Figure dataset records:
··········

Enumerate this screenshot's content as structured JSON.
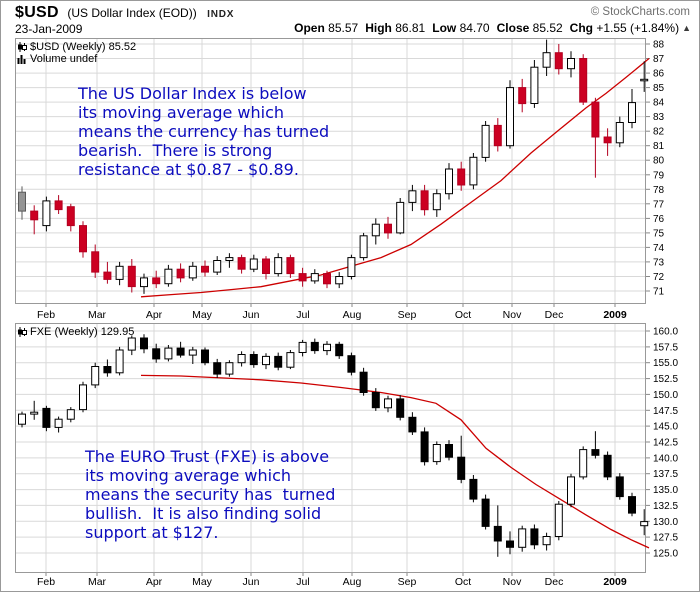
{
  "header": {
    "symbol": "$USD",
    "name": "(US Dollar Index (EOD))",
    "exchange": "INDX",
    "credit": "© StockCharts.com",
    "date": "23-Jan-2009",
    "quote": {
      "open_label": "Open",
      "open": "85.57",
      "high_label": "High",
      "high": "86.81",
      "low_label": "Low",
      "low": "84.70",
      "close_label": "Close",
      "close": "85.52",
      "chg_label": "Chg",
      "chg_value": "+1.55 (+1.84%)",
      "direction_arrow": "▲"
    }
  },
  "top_chart": {
    "legend": "$USD (Weekly) 85.52",
    "volume_legend": "Volume undef",
    "annotation": [
      "The US Dollar Index is below",
      "its moving average which",
      "means the currency has turned",
      "bearish.  There is strong",
      "resistance at $0.87 - $0.89."
    ]
  },
  "bottom_chart": {
    "legend": "FXE (Weekly) 129.95",
    "annotation": [
      "The EURO Trust (FXE) is above",
      "its moving average which",
      "means the security has  turned",
      "bullish.  It is also finding solid",
      "support at $127."
    ]
  },
  "chart_data": [
    {
      "type": "candlestick",
      "title": "$USD (Weekly)",
      "last_price": 85.52,
      "ylim": [
        71,
        88
      ],
      "ytick_step": 1,
      "ytick_decimals": 0,
      "y_axis_side": "right",
      "grid": true,
      "x_axis_labels": [
        [
          "Feb",
          45
        ],
        [
          "Mar",
          96
        ],
        [
          "Apr",
          153
        ],
        [
          "May",
          201
        ],
        [
          "Jun",
          250
        ],
        [
          "Jul",
          302
        ],
        [
          "Aug",
          351
        ],
        [
          "Sep",
          406
        ],
        [
          "Oct",
          462
        ],
        [
          "Nov",
          511
        ],
        [
          "Dec",
          553
        ],
        [
          "2009",
          614
        ]
      ],
      "candle_encoding": "[open, high, low, close, color] ; w=white hollow up, r=red down, b=black down, g=gray",
      "candles": [
        [
          77.8,
          78.2,
          75.9,
          76.5,
          "g"
        ],
        [
          76.5,
          76.9,
          74.9,
          75.9,
          "r"
        ],
        [
          75.5,
          77.5,
          75.1,
          77.2,
          "w"
        ],
        [
          77.2,
          77.6,
          76.3,
          76.6,
          "r"
        ],
        [
          76.8,
          77.0,
          75.1,
          75.5,
          "r"
        ],
        [
          75.5,
          75.8,
          73.3,
          73.7,
          "r"
        ],
        [
          73.7,
          74.2,
          71.9,
          72.3,
          "r"
        ],
        [
          72.3,
          73.0,
          71.5,
          71.8,
          "r"
        ],
        [
          71.8,
          73.0,
          71.4,
          72.7,
          "w"
        ],
        [
          72.7,
          73.2,
          70.9,
          71.3,
          "r"
        ],
        [
          71.3,
          72.2,
          70.8,
          71.9,
          "w"
        ],
        [
          71.9,
          72.4,
          71.2,
          71.5,
          "r"
        ],
        [
          71.5,
          72.8,
          71.3,
          72.5,
          "w"
        ],
        [
          72.5,
          72.9,
          71.6,
          71.9,
          "r"
        ],
        [
          71.9,
          73.0,
          71.7,
          72.7,
          "w"
        ],
        [
          72.7,
          73.1,
          72.0,
          72.3,
          "r"
        ],
        [
          72.3,
          73.4,
          72.1,
          73.1,
          "w"
        ],
        [
          73.1,
          73.6,
          72.6,
          73.3,
          "w"
        ],
        [
          73.3,
          73.5,
          72.2,
          72.5,
          "r"
        ],
        [
          72.5,
          73.5,
          72.3,
          73.2,
          "w"
        ],
        [
          73.2,
          73.4,
          71.8,
          72.2,
          "r"
        ],
        [
          72.2,
          73.6,
          72.0,
          73.3,
          "w"
        ],
        [
          73.3,
          73.5,
          71.9,
          72.2,
          "r"
        ],
        [
          72.2,
          72.6,
          71.3,
          71.7,
          "r"
        ],
        [
          71.7,
          72.5,
          71.5,
          72.2,
          "w"
        ],
        [
          72.2,
          72.4,
          71.2,
          71.5,
          "r"
        ],
        [
          71.5,
          72.3,
          71.2,
          72.0,
          "w"
        ],
        [
          72.0,
          73.5,
          71.8,
          73.3,
          "w"
        ],
        [
          73.3,
          75.0,
          73.1,
          74.8,
          "w"
        ],
        [
          74.8,
          76.0,
          74.2,
          75.6,
          "w"
        ],
        [
          75.6,
          76.1,
          74.6,
          75.0,
          "r"
        ],
        [
          75.0,
          77.4,
          74.9,
          77.1,
          "w"
        ],
        [
          77.1,
          78.3,
          76.5,
          77.9,
          "w"
        ],
        [
          77.9,
          78.3,
          76.2,
          76.6,
          "r"
        ],
        [
          76.6,
          78.0,
          76.1,
          77.7,
          "w"
        ],
        [
          77.7,
          79.8,
          77.3,
          79.4,
          "w"
        ],
        [
          79.4,
          79.9,
          77.9,
          78.3,
          "r"
        ],
        [
          78.3,
          80.5,
          78.0,
          80.2,
          "w"
        ],
        [
          80.2,
          82.7,
          79.9,
          82.4,
          "w"
        ],
        [
          82.4,
          82.9,
          80.6,
          81.0,
          "r"
        ],
        [
          81.0,
          85.5,
          80.8,
          85.0,
          "w"
        ],
        [
          85.0,
          85.6,
          83.3,
          83.9,
          "r"
        ],
        [
          83.9,
          86.9,
          83.6,
          86.4,
          "w"
        ],
        [
          86.4,
          88.3,
          85.8,
          87.4,
          "w"
        ],
        [
          87.4,
          88.0,
          85.9,
          86.3,
          "r"
        ],
        [
          86.3,
          87.5,
          85.7,
          87.0,
          "w"
        ],
        [
          87.0,
          87.3,
          83.8,
          84.0,
          "r"
        ],
        [
          84.0,
          84.3,
          78.8,
          81.6,
          "r"
        ],
        [
          81.6,
          82.2,
          80.3,
          81.2,
          "r"
        ],
        [
          81.2,
          83.0,
          80.9,
          82.6,
          "w"
        ],
        [
          82.6,
          84.9,
          82.2,
          83.97,
          "w"
        ],
        [
          85.57,
          86.81,
          84.7,
          85.52,
          "w"
        ]
      ],
      "ma_color": "#cc0000",
      "ma_points": [
        [
          140,
          70.6
        ],
        [
          170,
          70.75
        ],
        [
          200,
          70.9
        ],
        [
          230,
          71.1
        ],
        [
          260,
          71.3
        ],
        [
          290,
          71.7
        ],
        [
          320,
          72.1
        ],
        [
          350,
          72.7
        ],
        [
          380,
          73.3
        ],
        [
          410,
          74.2
        ],
        [
          440,
          75.6
        ],
        [
          470,
          77.1
        ],
        [
          500,
          78.6
        ],
        [
          530,
          80.5
        ],
        [
          560,
          82.2
        ],
        [
          585,
          83.6
        ],
        [
          605,
          84.6
        ],
        [
          625,
          85.7
        ],
        [
          648,
          87.0
        ]
      ]
    },
    {
      "type": "candlestick",
      "title": "FXE (Weekly)",
      "last_price": 129.95,
      "ylim": [
        125,
        160
      ],
      "ytick_step": 2.5,
      "ytick_decimals": 1,
      "y_axis_side": "right",
      "grid": true,
      "x_axis_labels": [
        [
          "Feb",
          45
        ],
        [
          "Mar",
          96
        ],
        [
          "Apr",
          153
        ],
        [
          "May",
          201
        ],
        [
          "Jun",
          250
        ],
        [
          "Jul",
          302
        ],
        [
          "Aug",
          351
        ],
        [
          "Sep",
          406
        ],
        [
          "Oct",
          462
        ],
        [
          "Nov",
          511
        ],
        [
          "Dec",
          553
        ],
        [
          "2009",
          614
        ]
      ],
      "candle_encoding": "[open, high, low, close, color] ; w=white hollow up, b=black down",
      "candles": [
        [
          145.3,
          147.3,
          144.8,
          146.9,
          "w"
        ],
        [
          146.9,
          149.0,
          146.0,
          147.2,
          "w"
        ],
        [
          147.8,
          148.2,
          144.2,
          144.8,
          "b"
        ],
        [
          144.8,
          146.5,
          144.0,
          146.1,
          "w"
        ],
        [
          146.1,
          148.0,
          145.6,
          147.6,
          "w"
        ],
        [
          147.6,
          152.0,
          147.2,
          151.5,
          "w"
        ],
        [
          151.5,
          155.0,
          151.0,
          154.4,
          "w"
        ],
        [
          154.4,
          155.5,
          152.8,
          153.4,
          "b"
        ],
        [
          153.4,
          157.5,
          153.0,
          157.0,
          "w"
        ],
        [
          157.0,
          159.3,
          156.2,
          158.9,
          "w"
        ],
        [
          158.9,
          159.5,
          156.5,
          157.2,
          "b"
        ],
        [
          157.2,
          158.0,
          155.0,
          155.6,
          "b"
        ],
        [
          155.6,
          157.8,
          155.2,
          157.3,
          "w"
        ],
        [
          157.3,
          158.3,
          155.8,
          156.2,
          "b"
        ],
        [
          156.2,
          157.5,
          154.8,
          157.0,
          "w"
        ],
        [
          157.0,
          157.4,
          154.6,
          155.0,
          "b"
        ],
        [
          155.0,
          155.6,
          152.6,
          153.2,
          "b"
        ],
        [
          153.2,
          155.4,
          152.8,
          155.0,
          "w"
        ],
        [
          155.0,
          156.8,
          154.4,
          156.3,
          "w"
        ],
        [
          156.3,
          156.8,
          154.2,
          154.7,
          "b"
        ],
        [
          154.7,
          156.5,
          154.0,
          156.0,
          "w"
        ],
        [
          156.0,
          156.6,
          153.8,
          154.3,
          "b"
        ],
        [
          154.3,
          157.0,
          154.0,
          156.6,
          "w"
        ],
        [
          156.6,
          158.6,
          156.0,
          158.2,
          "w"
        ],
        [
          158.2,
          158.8,
          156.4,
          156.9,
          "b"
        ],
        [
          156.9,
          158.4,
          156.2,
          157.9,
          "w"
        ],
        [
          157.9,
          158.3,
          155.6,
          156.1,
          "b"
        ],
        [
          156.1,
          156.6,
          153.0,
          153.5,
          "b"
        ],
        [
          153.5,
          154.2,
          149.8,
          150.3,
          "b"
        ],
        [
          150.3,
          151.0,
          147.4,
          147.9,
          "b"
        ],
        [
          147.9,
          149.8,
          147.2,
          149.3,
          "w"
        ],
        [
          149.3,
          149.9,
          145.9,
          146.4,
          "b"
        ],
        [
          146.4,
          147.2,
          143.6,
          144.1,
          "b"
        ],
        [
          144.1,
          144.8,
          138.8,
          139.4,
          "b"
        ],
        [
          139.4,
          142.6,
          138.9,
          142.1,
          "w"
        ],
        [
          142.1,
          142.8,
          139.6,
          140.1,
          "b"
        ],
        [
          140.1,
          143.5,
          136.0,
          136.6,
          "b"
        ],
        [
          136.6,
          137.3,
          133.0,
          133.5,
          "b"
        ],
        [
          133.5,
          134.2,
          128.7,
          129.2,
          "b"
        ],
        [
          129.2,
          132.5,
          124.4,
          126.9,
          "b"
        ],
        [
          126.9,
          128.4,
          124.8,
          125.9,
          "b"
        ],
        [
          125.9,
          129.3,
          125.2,
          128.8,
          "w"
        ],
        [
          128.8,
          129.5,
          125.6,
          126.3,
          "b"
        ],
        [
          126.3,
          128.2,
          125.4,
          127.6,
          "w"
        ],
        [
          127.6,
          133.2,
          127.0,
          132.7,
          "w"
        ],
        [
          132.7,
          137.5,
          132.2,
          137.0,
          "w"
        ],
        [
          137.0,
          141.8,
          136.6,
          141.3,
          "w"
        ],
        [
          141.3,
          144.2,
          139.9,
          140.4,
          "b"
        ],
        [
          140.4,
          141.0,
          136.5,
          137.0,
          "b"
        ],
        [
          137.0,
          137.6,
          133.4,
          133.9,
          "b"
        ],
        [
          133.9,
          134.5,
          130.8,
          131.3,
          "b"
        ],
        [
          129.3,
          131.9,
          127.8,
          129.95,
          "w"
        ]
      ],
      "ma_color": "#cc0000",
      "ma_points": [
        [
          140,
          153.0
        ],
        [
          180,
          152.9
        ],
        [
          220,
          152.6
        ],
        [
          260,
          152.3
        ],
        [
          300,
          151.8
        ],
        [
          340,
          151.1
        ],
        [
          380,
          150.3
        ],
        [
          410,
          149.5
        ],
        [
          435,
          148.6
        ],
        [
          460,
          146.0
        ],
        [
          485,
          141.5
        ],
        [
          510,
          138.5
        ],
        [
          535,
          135.8
        ],
        [
          560,
          133.4
        ],
        [
          585,
          131.0
        ],
        [
          610,
          128.7
        ],
        [
          630,
          127.1
        ],
        [
          648,
          125.8
        ]
      ]
    }
  ]
}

··········

Objective: Lines that hold "hollow" are the ones to copy; find all of them.

Full output:
      "candle_encoding": "[open, high, low, close, color] ; w=white hollow up, r=red down, b=black down, g=gray",
      "candle_encoding": "[open, high, low, close, color] ; w=white hollow up, b=black down",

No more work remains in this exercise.